**Stated task:**
Repeat every line of the listing below exactly, minus the pictures.

Entries taken from a collection:
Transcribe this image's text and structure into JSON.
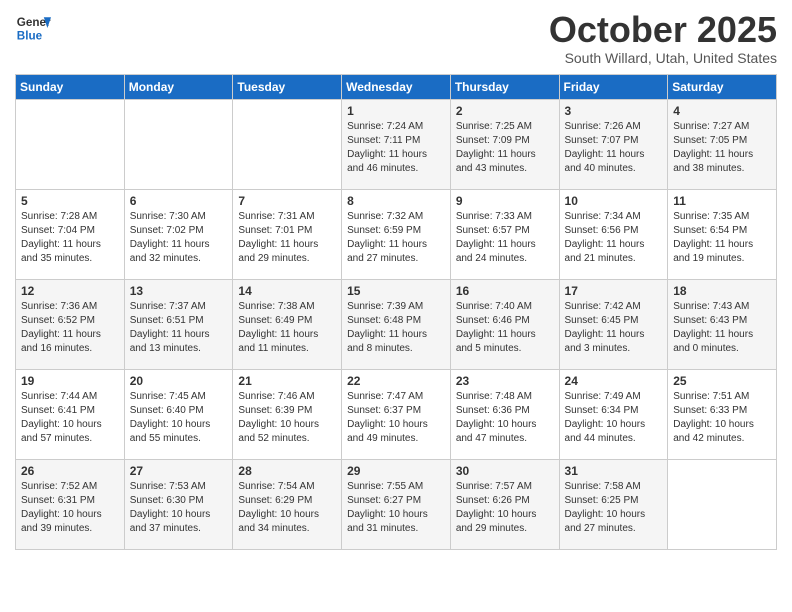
{
  "header": {
    "logo_line1": "General",
    "logo_line2": "Blue",
    "month_title": "October 2025",
    "location": "South Willard, Utah, United States"
  },
  "days_of_week": [
    "Sunday",
    "Monday",
    "Tuesday",
    "Wednesday",
    "Thursday",
    "Friday",
    "Saturday"
  ],
  "weeks": [
    [
      {
        "day": "",
        "content": ""
      },
      {
        "day": "",
        "content": ""
      },
      {
        "day": "",
        "content": ""
      },
      {
        "day": "1",
        "content": "Sunrise: 7:24 AM\nSunset: 7:11 PM\nDaylight: 11 hours and 46 minutes."
      },
      {
        "day": "2",
        "content": "Sunrise: 7:25 AM\nSunset: 7:09 PM\nDaylight: 11 hours and 43 minutes."
      },
      {
        "day": "3",
        "content": "Sunrise: 7:26 AM\nSunset: 7:07 PM\nDaylight: 11 hours and 40 minutes."
      },
      {
        "day": "4",
        "content": "Sunrise: 7:27 AM\nSunset: 7:05 PM\nDaylight: 11 hours and 38 minutes."
      }
    ],
    [
      {
        "day": "5",
        "content": "Sunrise: 7:28 AM\nSunset: 7:04 PM\nDaylight: 11 hours and 35 minutes."
      },
      {
        "day": "6",
        "content": "Sunrise: 7:30 AM\nSunset: 7:02 PM\nDaylight: 11 hours and 32 minutes."
      },
      {
        "day": "7",
        "content": "Sunrise: 7:31 AM\nSunset: 7:01 PM\nDaylight: 11 hours and 29 minutes."
      },
      {
        "day": "8",
        "content": "Sunrise: 7:32 AM\nSunset: 6:59 PM\nDaylight: 11 hours and 27 minutes."
      },
      {
        "day": "9",
        "content": "Sunrise: 7:33 AM\nSunset: 6:57 PM\nDaylight: 11 hours and 24 minutes."
      },
      {
        "day": "10",
        "content": "Sunrise: 7:34 AM\nSunset: 6:56 PM\nDaylight: 11 hours and 21 minutes."
      },
      {
        "day": "11",
        "content": "Sunrise: 7:35 AM\nSunset: 6:54 PM\nDaylight: 11 hours and 19 minutes."
      }
    ],
    [
      {
        "day": "12",
        "content": "Sunrise: 7:36 AM\nSunset: 6:52 PM\nDaylight: 11 hours and 16 minutes."
      },
      {
        "day": "13",
        "content": "Sunrise: 7:37 AM\nSunset: 6:51 PM\nDaylight: 11 hours and 13 minutes."
      },
      {
        "day": "14",
        "content": "Sunrise: 7:38 AM\nSunset: 6:49 PM\nDaylight: 11 hours and 11 minutes."
      },
      {
        "day": "15",
        "content": "Sunrise: 7:39 AM\nSunset: 6:48 PM\nDaylight: 11 hours and 8 minutes."
      },
      {
        "day": "16",
        "content": "Sunrise: 7:40 AM\nSunset: 6:46 PM\nDaylight: 11 hours and 5 minutes."
      },
      {
        "day": "17",
        "content": "Sunrise: 7:42 AM\nSunset: 6:45 PM\nDaylight: 11 hours and 3 minutes."
      },
      {
        "day": "18",
        "content": "Sunrise: 7:43 AM\nSunset: 6:43 PM\nDaylight: 11 hours and 0 minutes."
      }
    ],
    [
      {
        "day": "19",
        "content": "Sunrise: 7:44 AM\nSunset: 6:41 PM\nDaylight: 10 hours and 57 minutes."
      },
      {
        "day": "20",
        "content": "Sunrise: 7:45 AM\nSunset: 6:40 PM\nDaylight: 10 hours and 55 minutes."
      },
      {
        "day": "21",
        "content": "Sunrise: 7:46 AM\nSunset: 6:39 PM\nDaylight: 10 hours and 52 minutes."
      },
      {
        "day": "22",
        "content": "Sunrise: 7:47 AM\nSunset: 6:37 PM\nDaylight: 10 hours and 49 minutes."
      },
      {
        "day": "23",
        "content": "Sunrise: 7:48 AM\nSunset: 6:36 PM\nDaylight: 10 hours and 47 minutes."
      },
      {
        "day": "24",
        "content": "Sunrise: 7:49 AM\nSunset: 6:34 PM\nDaylight: 10 hours and 44 minutes."
      },
      {
        "day": "25",
        "content": "Sunrise: 7:51 AM\nSunset: 6:33 PM\nDaylight: 10 hours and 42 minutes."
      }
    ],
    [
      {
        "day": "26",
        "content": "Sunrise: 7:52 AM\nSunset: 6:31 PM\nDaylight: 10 hours and 39 minutes."
      },
      {
        "day": "27",
        "content": "Sunrise: 7:53 AM\nSunset: 6:30 PM\nDaylight: 10 hours and 37 minutes."
      },
      {
        "day": "28",
        "content": "Sunrise: 7:54 AM\nSunset: 6:29 PM\nDaylight: 10 hours and 34 minutes."
      },
      {
        "day": "29",
        "content": "Sunrise: 7:55 AM\nSunset: 6:27 PM\nDaylight: 10 hours and 31 minutes."
      },
      {
        "day": "30",
        "content": "Sunrise: 7:57 AM\nSunset: 6:26 PM\nDaylight: 10 hours and 29 minutes."
      },
      {
        "day": "31",
        "content": "Sunrise: 7:58 AM\nSunset: 6:25 PM\nDaylight: 10 hours and 27 minutes."
      },
      {
        "day": "",
        "content": ""
      }
    ]
  ]
}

**Reply:**
Transcribe this image's text and structure into JSON.
{
  "header": {
    "logo_line1": "General",
    "logo_line2": "Blue",
    "month_title": "October 2025",
    "location": "South Willard, Utah, United States"
  },
  "days_of_week": [
    "Sunday",
    "Monday",
    "Tuesday",
    "Wednesday",
    "Thursday",
    "Friday",
    "Saturday"
  ],
  "weeks": [
    [
      {
        "day": "",
        "content": ""
      },
      {
        "day": "",
        "content": ""
      },
      {
        "day": "",
        "content": ""
      },
      {
        "day": "1",
        "content": "Sunrise: 7:24 AM\nSunset: 7:11 PM\nDaylight: 11 hours and 46 minutes."
      },
      {
        "day": "2",
        "content": "Sunrise: 7:25 AM\nSunset: 7:09 PM\nDaylight: 11 hours and 43 minutes."
      },
      {
        "day": "3",
        "content": "Sunrise: 7:26 AM\nSunset: 7:07 PM\nDaylight: 11 hours and 40 minutes."
      },
      {
        "day": "4",
        "content": "Sunrise: 7:27 AM\nSunset: 7:05 PM\nDaylight: 11 hours and 38 minutes."
      }
    ],
    [
      {
        "day": "5",
        "content": "Sunrise: 7:28 AM\nSunset: 7:04 PM\nDaylight: 11 hours and 35 minutes."
      },
      {
        "day": "6",
        "content": "Sunrise: 7:30 AM\nSunset: 7:02 PM\nDaylight: 11 hours and 32 minutes."
      },
      {
        "day": "7",
        "content": "Sunrise: 7:31 AM\nSunset: 7:01 PM\nDaylight: 11 hours and 29 minutes."
      },
      {
        "day": "8",
        "content": "Sunrise: 7:32 AM\nSunset: 6:59 PM\nDaylight: 11 hours and 27 minutes."
      },
      {
        "day": "9",
        "content": "Sunrise: 7:33 AM\nSunset: 6:57 PM\nDaylight: 11 hours and 24 minutes."
      },
      {
        "day": "10",
        "content": "Sunrise: 7:34 AM\nSunset: 6:56 PM\nDaylight: 11 hours and 21 minutes."
      },
      {
        "day": "11",
        "content": "Sunrise: 7:35 AM\nSunset: 6:54 PM\nDaylight: 11 hours and 19 minutes."
      }
    ],
    [
      {
        "day": "12",
        "content": "Sunrise: 7:36 AM\nSunset: 6:52 PM\nDaylight: 11 hours and 16 minutes."
      },
      {
        "day": "13",
        "content": "Sunrise: 7:37 AM\nSunset: 6:51 PM\nDaylight: 11 hours and 13 minutes."
      },
      {
        "day": "14",
        "content": "Sunrise: 7:38 AM\nSunset: 6:49 PM\nDaylight: 11 hours and 11 minutes."
      },
      {
        "day": "15",
        "content": "Sunrise: 7:39 AM\nSunset: 6:48 PM\nDaylight: 11 hours and 8 minutes."
      },
      {
        "day": "16",
        "content": "Sunrise: 7:40 AM\nSunset: 6:46 PM\nDaylight: 11 hours and 5 minutes."
      },
      {
        "day": "17",
        "content": "Sunrise: 7:42 AM\nSunset: 6:45 PM\nDaylight: 11 hours and 3 minutes."
      },
      {
        "day": "18",
        "content": "Sunrise: 7:43 AM\nSunset: 6:43 PM\nDaylight: 11 hours and 0 minutes."
      }
    ],
    [
      {
        "day": "19",
        "content": "Sunrise: 7:44 AM\nSunset: 6:41 PM\nDaylight: 10 hours and 57 minutes."
      },
      {
        "day": "20",
        "content": "Sunrise: 7:45 AM\nSunset: 6:40 PM\nDaylight: 10 hours and 55 minutes."
      },
      {
        "day": "21",
        "content": "Sunrise: 7:46 AM\nSunset: 6:39 PM\nDaylight: 10 hours and 52 minutes."
      },
      {
        "day": "22",
        "content": "Sunrise: 7:47 AM\nSunset: 6:37 PM\nDaylight: 10 hours and 49 minutes."
      },
      {
        "day": "23",
        "content": "Sunrise: 7:48 AM\nSunset: 6:36 PM\nDaylight: 10 hours and 47 minutes."
      },
      {
        "day": "24",
        "content": "Sunrise: 7:49 AM\nSunset: 6:34 PM\nDaylight: 10 hours and 44 minutes."
      },
      {
        "day": "25",
        "content": "Sunrise: 7:51 AM\nSunset: 6:33 PM\nDaylight: 10 hours and 42 minutes."
      }
    ],
    [
      {
        "day": "26",
        "content": "Sunrise: 7:52 AM\nSunset: 6:31 PM\nDaylight: 10 hours and 39 minutes."
      },
      {
        "day": "27",
        "content": "Sunrise: 7:53 AM\nSunset: 6:30 PM\nDaylight: 10 hours and 37 minutes."
      },
      {
        "day": "28",
        "content": "Sunrise: 7:54 AM\nSunset: 6:29 PM\nDaylight: 10 hours and 34 minutes."
      },
      {
        "day": "29",
        "content": "Sunrise: 7:55 AM\nSunset: 6:27 PM\nDaylight: 10 hours and 31 minutes."
      },
      {
        "day": "30",
        "content": "Sunrise: 7:57 AM\nSunset: 6:26 PM\nDaylight: 10 hours and 29 minutes."
      },
      {
        "day": "31",
        "content": "Sunrise: 7:58 AM\nSunset: 6:25 PM\nDaylight: 10 hours and 27 minutes."
      },
      {
        "day": "",
        "content": ""
      }
    ]
  ]
}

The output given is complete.